Short task
Reproduce each of the following entries word for word.

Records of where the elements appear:
⟨
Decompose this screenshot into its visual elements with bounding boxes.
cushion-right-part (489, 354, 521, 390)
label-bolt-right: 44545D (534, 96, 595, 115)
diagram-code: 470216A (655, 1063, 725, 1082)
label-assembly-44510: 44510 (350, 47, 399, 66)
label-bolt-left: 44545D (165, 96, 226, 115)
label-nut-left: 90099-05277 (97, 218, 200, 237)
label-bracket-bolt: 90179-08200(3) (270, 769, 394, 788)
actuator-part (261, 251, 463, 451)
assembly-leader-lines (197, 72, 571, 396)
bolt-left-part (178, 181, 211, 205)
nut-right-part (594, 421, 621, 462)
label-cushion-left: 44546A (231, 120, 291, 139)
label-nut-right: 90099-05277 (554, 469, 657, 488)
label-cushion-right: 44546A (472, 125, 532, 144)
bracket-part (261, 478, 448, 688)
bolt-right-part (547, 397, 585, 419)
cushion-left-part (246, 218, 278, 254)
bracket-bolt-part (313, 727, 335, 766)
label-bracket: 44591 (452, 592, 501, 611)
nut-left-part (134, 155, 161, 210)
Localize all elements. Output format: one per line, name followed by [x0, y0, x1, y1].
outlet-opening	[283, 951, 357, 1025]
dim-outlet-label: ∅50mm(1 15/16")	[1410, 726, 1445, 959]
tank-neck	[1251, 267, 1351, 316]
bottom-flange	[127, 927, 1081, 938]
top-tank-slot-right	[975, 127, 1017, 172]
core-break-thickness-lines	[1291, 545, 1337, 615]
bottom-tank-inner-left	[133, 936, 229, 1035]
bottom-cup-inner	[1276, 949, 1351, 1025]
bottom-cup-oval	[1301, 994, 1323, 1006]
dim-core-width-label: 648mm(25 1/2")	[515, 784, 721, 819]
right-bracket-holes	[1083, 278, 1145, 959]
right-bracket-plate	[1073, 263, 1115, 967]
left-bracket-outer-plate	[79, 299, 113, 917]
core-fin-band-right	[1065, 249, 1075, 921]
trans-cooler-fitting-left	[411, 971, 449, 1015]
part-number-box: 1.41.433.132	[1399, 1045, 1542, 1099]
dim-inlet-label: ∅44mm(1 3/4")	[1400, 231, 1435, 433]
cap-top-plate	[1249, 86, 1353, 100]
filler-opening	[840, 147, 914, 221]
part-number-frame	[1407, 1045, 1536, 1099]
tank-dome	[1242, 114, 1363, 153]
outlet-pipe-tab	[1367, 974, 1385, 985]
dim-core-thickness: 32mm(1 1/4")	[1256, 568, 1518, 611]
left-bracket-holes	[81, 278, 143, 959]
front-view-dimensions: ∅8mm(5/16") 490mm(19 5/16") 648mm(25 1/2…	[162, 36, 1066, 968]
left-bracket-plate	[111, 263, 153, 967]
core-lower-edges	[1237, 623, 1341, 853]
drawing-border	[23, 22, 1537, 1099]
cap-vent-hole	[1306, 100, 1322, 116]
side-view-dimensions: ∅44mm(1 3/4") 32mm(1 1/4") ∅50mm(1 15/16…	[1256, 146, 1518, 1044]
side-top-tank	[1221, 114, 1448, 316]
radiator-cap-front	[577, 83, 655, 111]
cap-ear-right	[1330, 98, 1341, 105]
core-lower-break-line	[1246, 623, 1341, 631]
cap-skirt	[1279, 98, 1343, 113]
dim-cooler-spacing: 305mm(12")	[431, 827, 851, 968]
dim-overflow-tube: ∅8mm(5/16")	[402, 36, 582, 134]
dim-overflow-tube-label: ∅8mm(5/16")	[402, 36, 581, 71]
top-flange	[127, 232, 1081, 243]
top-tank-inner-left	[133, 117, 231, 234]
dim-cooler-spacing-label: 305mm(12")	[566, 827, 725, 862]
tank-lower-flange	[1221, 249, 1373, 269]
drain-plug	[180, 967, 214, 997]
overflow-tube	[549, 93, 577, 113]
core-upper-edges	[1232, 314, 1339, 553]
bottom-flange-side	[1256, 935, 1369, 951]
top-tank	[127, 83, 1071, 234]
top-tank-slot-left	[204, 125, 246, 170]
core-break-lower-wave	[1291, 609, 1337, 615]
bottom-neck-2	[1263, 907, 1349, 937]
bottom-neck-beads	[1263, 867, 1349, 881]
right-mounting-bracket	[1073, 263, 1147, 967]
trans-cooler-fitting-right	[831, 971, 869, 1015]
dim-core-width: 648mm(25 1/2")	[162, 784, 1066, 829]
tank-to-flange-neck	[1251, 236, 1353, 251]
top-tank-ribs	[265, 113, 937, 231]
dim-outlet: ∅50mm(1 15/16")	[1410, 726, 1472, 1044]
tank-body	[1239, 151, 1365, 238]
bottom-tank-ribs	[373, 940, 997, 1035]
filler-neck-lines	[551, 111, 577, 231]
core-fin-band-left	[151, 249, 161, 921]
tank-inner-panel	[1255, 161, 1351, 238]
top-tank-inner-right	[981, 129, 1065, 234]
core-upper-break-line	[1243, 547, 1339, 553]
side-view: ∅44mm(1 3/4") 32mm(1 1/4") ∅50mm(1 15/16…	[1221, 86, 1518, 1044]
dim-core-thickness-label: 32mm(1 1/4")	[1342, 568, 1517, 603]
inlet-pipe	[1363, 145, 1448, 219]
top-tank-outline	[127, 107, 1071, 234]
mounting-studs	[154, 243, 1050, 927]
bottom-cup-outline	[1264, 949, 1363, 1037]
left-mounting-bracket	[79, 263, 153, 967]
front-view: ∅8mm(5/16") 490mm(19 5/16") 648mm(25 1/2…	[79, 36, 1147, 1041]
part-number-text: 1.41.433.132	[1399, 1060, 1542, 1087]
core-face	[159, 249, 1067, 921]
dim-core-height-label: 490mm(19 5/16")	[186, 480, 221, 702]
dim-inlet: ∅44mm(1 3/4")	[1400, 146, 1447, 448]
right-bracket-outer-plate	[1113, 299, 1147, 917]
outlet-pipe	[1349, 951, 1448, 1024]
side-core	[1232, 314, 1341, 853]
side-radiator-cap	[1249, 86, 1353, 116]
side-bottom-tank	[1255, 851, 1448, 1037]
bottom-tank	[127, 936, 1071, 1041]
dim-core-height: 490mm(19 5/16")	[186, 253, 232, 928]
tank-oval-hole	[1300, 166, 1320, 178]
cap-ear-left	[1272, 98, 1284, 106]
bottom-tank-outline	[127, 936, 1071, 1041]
⟩
Answer to this problem
Decompose this screenshot into its visual elements with bounding boxes.
cushion-right-part (489, 354, 521, 390)
label-bolt-right: 44545D (534, 96, 595, 115)
diagram-code: 470216A (655, 1063, 725, 1082)
label-assembly-44510: 44510 (350, 47, 399, 66)
label-bolt-left: 44545D (165, 96, 226, 115)
label-nut-left: 90099-05277 (97, 218, 200, 237)
label-bracket-bolt: 90179-08200(3) (270, 769, 394, 788)
actuator-part (261, 251, 463, 451)
assembly-leader-lines (197, 72, 571, 396)
bolt-left-part (178, 181, 211, 205)
nut-right-part (594, 421, 621, 462)
label-cushion-left: 44546A (231, 120, 291, 139)
label-nut-right: 90099-05277 (554, 469, 657, 488)
label-cushion-right: 44546A (472, 125, 532, 144)
bracket-part (261, 478, 448, 688)
bolt-right-part (547, 397, 585, 419)
cushion-left-part (246, 218, 278, 254)
bracket-bolt-part (313, 727, 335, 766)
label-bracket: 44591 (452, 592, 501, 611)
nut-left-part (134, 155, 161, 210)
Localize all elements. Output format: one per line, name followed by [x0, y0, x1, y1].
outlet-opening	[283, 951, 357, 1025]
dim-outlet-label: ∅50mm(1 15/16")	[1410, 726, 1445, 959]
tank-neck	[1251, 267, 1351, 316]
bottom-flange	[127, 927, 1081, 938]
top-tank-slot-right	[975, 127, 1017, 172]
core-break-thickness-lines	[1291, 545, 1337, 615]
bottom-tank-inner-left	[133, 936, 229, 1035]
bottom-cup-inner	[1276, 949, 1351, 1025]
bottom-cup-oval	[1301, 994, 1323, 1006]
dim-core-width-label: 648mm(25 1/2")	[515, 784, 721, 819]
right-bracket-holes	[1083, 278, 1145, 959]
right-bracket-plate	[1073, 263, 1115, 967]
left-bracket-outer-plate	[79, 299, 113, 917]
core-fin-band-right	[1065, 249, 1075, 921]
trans-cooler-fitting-left	[411, 971, 449, 1015]
part-number-box: 1.41.433.132	[1399, 1045, 1542, 1099]
dim-inlet-label: ∅44mm(1 3/4")	[1400, 231, 1435, 433]
cap-top-plate	[1249, 86, 1353, 100]
filler-opening	[840, 147, 914, 221]
part-number-frame	[1407, 1045, 1536, 1099]
tank-dome	[1242, 114, 1363, 153]
outlet-pipe-tab	[1367, 974, 1385, 985]
dim-core-thickness: 32mm(1 1/4")	[1256, 568, 1518, 611]
left-bracket-holes	[81, 278, 143, 959]
front-view-dimensions: ∅8mm(5/16") 490mm(19 5/16") 648mm(25 1/2…	[162, 36, 1066, 968]
left-bracket-plate	[111, 263, 153, 967]
core-lower-edges	[1237, 623, 1341, 853]
drawing-border	[23, 22, 1537, 1099]
cap-vent-hole	[1306, 100, 1322, 116]
side-view-dimensions: ∅44mm(1 3/4") 32mm(1 1/4") ∅50mm(1 15/16…	[1256, 146, 1518, 1044]
side-top-tank	[1221, 114, 1448, 316]
radiator-cap-front	[577, 83, 655, 111]
cap-ear-right	[1330, 98, 1341, 105]
core-lower-break-line	[1246, 623, 1341, 631]
cap-skirt	[1279, 98, 1343, 113]
dim-cooler-spacing: 305mm(12")	[431, 827, 851, 968]
dim-overflow-tube: ∅8mm(5/16")	[402, 36, 582, 134]
dim-overflow-tube-label: ∅8mm(5/16")	[402, 36, 581, 71]
top-flange	[127, 232, 1081, 243]
top-tank-inner-left	[133, 117, 231, 234]
dim-cooler-spacing-label: 305mm(12")	[566, 827, 725, 862]
tank-lower-flange	[1221, 249, 1373, 269]
drain-plug	[180, 967, 214, 997]
overflow-tube	[549, 93, 577, 113]
core-upper-edges	[1232, 314, 1339, 553]
bottom-flange-side	[1256, 935, 1369, 951]
top-tank	[127, 83, 1071, 234]
top-tank-slot-left	[204, 125, 246, 170]
core-break-lower-wave	[1291, 609, 1337, 615]
bottom-neck-2	[1263, 907, 1349, 937]
bottom-neck-beads	[1263, 867, 1349, 881]
right-mounting-bracket	[1073, 263, 1147, 967]
trans-cooler-fitting-right	[831, 971, 869, 1015]
dim-core-width: 648mm(25 1/2")	[162, 784, 1066, 829]
tank-to-flange-neck	[1251, 236, 1353, 251]
top-tank-ribs	[265, 113, 937, 231]
dim-outlet: ∅50mm(1 15/16")	[1410, 726, 1472, 1044]
tank-body	[1239, 151, 1365, 238]
bottom-tank-ribs	[373, 940, 997, 1035]
filler-neck-lines	[551, 111, 577, 231]
core-fin-band-left	[151, 249, 161, 921]
tank-inner-panel	[1255, 161, 1351, 238]
top-tank-inner-right	[981, 129, 1065, 234]
core-upper-break-line	[1243, 547, 1339, 553]
side-view: ∅44mm(1 3/4") 32mm(1 1/4") ∅50mm(1 15/16…	[1221, 86, 1518, 1044]
dim-core-thickness-label: 32mm(1 1/4")	[1342, 568, 1517, 603]
inlet-pipe	[1363, 145, 1448, 219]
top-tank-outline	[127, 107, 1071, 234]
mounting-studs	[154, 243, 1050, 927]
bottom-cup-outline	[1264, 949, 1363, 1037]
left-mounting-bracket	[79, 263, 153, 967]
front-view: ∅8mm(5/16") 490mm(19 5/16") 648mm(25 1/2…	[79, 36, 1147, 1041]
part-number-text: 1.41.433.132	[1399, 1060, 1542, 1087]
core-face	[159, 249, 1067, 921]
dim-core-height-label: 490mm(19 5/16")	[186, 480, 221, 702]
dim-inlet: ∅44mm(1 3/4")	[1400, 146, 1447, 448]
right-bracket-outer-plate	[1113, 299, 1147, 917]
outlet-pipe	[1349, 951, 1448, 1024]
side-core	[1232, 314, 1341, 853]
side-radiator-cap	[1249, 86, 1353, 116]
side-bottom-tank	[1255, 851, 1448, 1037]
bottom-tank	[127, 936, 1071, 1041]
dim-core-height: 490mm(19 5/16")	[186, 253, 232, 928]
tank-oval-hole	[1300, 166, 1320, 178]
cap-ear-left	[1272, 98, 1284, 106]
bottom-tank-outline	[127, 936, 1071, 1041]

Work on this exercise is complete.